> **Problem description**:
Return, word for word, every line that follows.

## Start

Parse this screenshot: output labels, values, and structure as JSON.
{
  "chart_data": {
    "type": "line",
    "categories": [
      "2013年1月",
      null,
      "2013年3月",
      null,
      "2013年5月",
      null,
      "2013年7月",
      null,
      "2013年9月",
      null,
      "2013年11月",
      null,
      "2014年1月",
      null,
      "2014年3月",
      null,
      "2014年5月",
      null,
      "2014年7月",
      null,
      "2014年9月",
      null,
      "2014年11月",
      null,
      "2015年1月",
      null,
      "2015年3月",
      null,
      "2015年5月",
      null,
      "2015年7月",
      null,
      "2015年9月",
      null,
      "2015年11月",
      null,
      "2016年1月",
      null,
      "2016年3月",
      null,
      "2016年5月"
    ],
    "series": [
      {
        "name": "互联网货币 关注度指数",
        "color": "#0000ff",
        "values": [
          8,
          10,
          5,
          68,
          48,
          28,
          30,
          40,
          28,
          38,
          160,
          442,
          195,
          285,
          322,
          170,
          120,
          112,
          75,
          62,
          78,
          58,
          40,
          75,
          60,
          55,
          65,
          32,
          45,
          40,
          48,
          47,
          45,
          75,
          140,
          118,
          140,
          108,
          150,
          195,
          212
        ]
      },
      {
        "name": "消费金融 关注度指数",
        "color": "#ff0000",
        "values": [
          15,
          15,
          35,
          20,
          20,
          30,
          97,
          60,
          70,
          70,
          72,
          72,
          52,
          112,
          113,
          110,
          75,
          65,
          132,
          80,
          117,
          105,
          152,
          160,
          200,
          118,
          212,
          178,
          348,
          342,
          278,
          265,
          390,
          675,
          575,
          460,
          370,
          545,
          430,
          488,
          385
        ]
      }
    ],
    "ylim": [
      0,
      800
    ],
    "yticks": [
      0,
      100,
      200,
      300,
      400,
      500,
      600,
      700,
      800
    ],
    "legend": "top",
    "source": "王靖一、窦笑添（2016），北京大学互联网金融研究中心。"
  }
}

## End

> **Exercise result**:
Parse this screenshot: output labels, values, and structure as JSON.
{
  "chart_data": {
    "type": "line",
    "categories": [
      "2013年1月",
      null,
      "2013年3月",
      null,
      "2013年5月",
      null,
      "2013年7月",
      null,
      "2013年9月",
      null,
      "2013年11月",
      null,
      "2014年1月",
      null,
      "2014年3月",
      null,
      "2014年5月",
      null,
      "2014年7月",
      null,
      "2014年9月",
      null,
      "2014年11月",
      null,
      "2015年1月",
      null,
      "2015年3月",
      null,
      "2015年5月",
      null,
      "2015年7月",
      null,
      "2015年9月",
      null,
      "2015年11月",
      null,
      "2016年1月",
      null,
      "2016年3月",
      null,
      "2016年5月"
    ],
    "series": [
      {
        "name": "互联网货币 关注度指数",
        "color": "#0000ff",
        "values": [
          8,
          10,
          5,
          68,
          48,
          28,
          30,
          40,
          28,
          38,
          160,
          442,
          195,
          285,
          322,
          170,
          120,
          112,
          75,
          62,
          78,
          58,
          40,
          75,
          60,
          55,
          65,
          32,
          45,
          40,
          48,
          47,
          45,
          75,
          140,
          118,
          140,
          108,
          150,
          195,
          212
        ]
      },
      {
        "name": "消费金融 关注度指数",
        "color": "#ff0000",
        "values": [
          15,
          15,
          35,
          20,
          20,
          30,
          97,
          60,
          70,
          70,
          72,
          72,
          52,
          112,
          113,
          110,
          75,
          65,
          132,
          80,
          117,
          105,
          152,
          160,
          200,
          118,
          212,
          178,
          348,
          342,
          278,
          265,
          390,
          675,
          575,
          460,
          370,
          545,
          430,
          488,
          385
        ]
      }
    ],
    "ylim": [
      0,
      800
    ],
    "yticks": [
      0,
      100,
      200,
      300,
      400,
      500,
      600,
      700,
      800
    ],
    "legend": "top",
    "source": "王靖一、窦笑添（2016），北京大学互联网金融研究中心。"
  }
}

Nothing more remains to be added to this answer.